→ **Objective**: Skip the pictures. Reproduce all other material exactly.
-- START Data to process --
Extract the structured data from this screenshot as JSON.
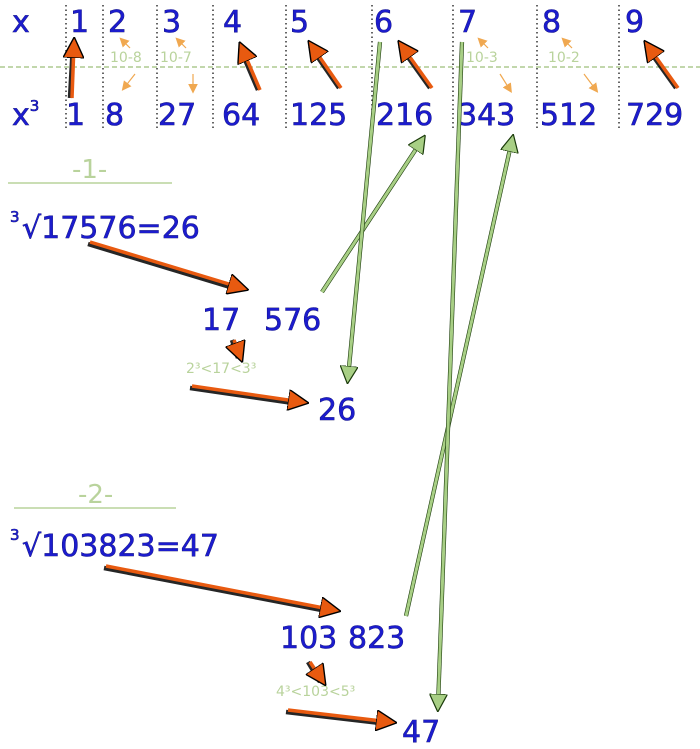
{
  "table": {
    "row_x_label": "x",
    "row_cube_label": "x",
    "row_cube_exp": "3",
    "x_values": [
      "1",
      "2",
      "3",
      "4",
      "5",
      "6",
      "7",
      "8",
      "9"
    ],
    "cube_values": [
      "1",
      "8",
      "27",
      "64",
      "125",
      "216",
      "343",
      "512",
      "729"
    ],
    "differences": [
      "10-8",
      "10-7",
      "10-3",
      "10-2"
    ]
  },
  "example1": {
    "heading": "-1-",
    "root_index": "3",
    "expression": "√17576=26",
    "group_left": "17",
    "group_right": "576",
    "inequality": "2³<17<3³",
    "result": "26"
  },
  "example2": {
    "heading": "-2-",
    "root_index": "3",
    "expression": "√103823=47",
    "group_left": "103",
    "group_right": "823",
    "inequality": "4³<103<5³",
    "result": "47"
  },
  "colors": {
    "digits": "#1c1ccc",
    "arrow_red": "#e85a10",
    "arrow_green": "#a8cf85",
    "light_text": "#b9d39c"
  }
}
-- END Data to process --
→ **Task result**:
Extract the structured data from this screenshot as JSON.
{
  "table": {
    "row_x_label": "x",
    "row_cube_label": "x",
    "row_cube_exp": "3",
    "x_values": [
      "1",
      "2",
      "3",
      "4",
      "5",
      "6",
      "7",
      "8",
      "9"
    ],
    "cube_values": [
      "1",
      "8",
      "27",
      "64",
      "125",
      "216",
      "343",
      "512",
      "729"
    ],
    "differences": [
      "10-8",
      "10-7",
      "10-3",
      "10-2"
    ]
  },
  "example1": {
    "heading": "-1-",
    "root_index": "3",
    "expression": "√17576=26",
    "group_left": "17",
    "group_right": "576",
    "inequality": "2³<17<3³",
    "result": "26"
  },
  "example2": {
    "heading": "-2-",
    "root_index": "3",
    "expression": "√103823=47",
    "group_left": "103",
    "group_right": "823",
    "inequality": "4³<103<5³",
    "result": "47"
  },
  "colors": {
    "digits": "#1c1ccc",
    "arrow_red": "#e85a10",
    "arrow_green": "#a8cf85",
    "light_text": "#b9d39c"
  }
}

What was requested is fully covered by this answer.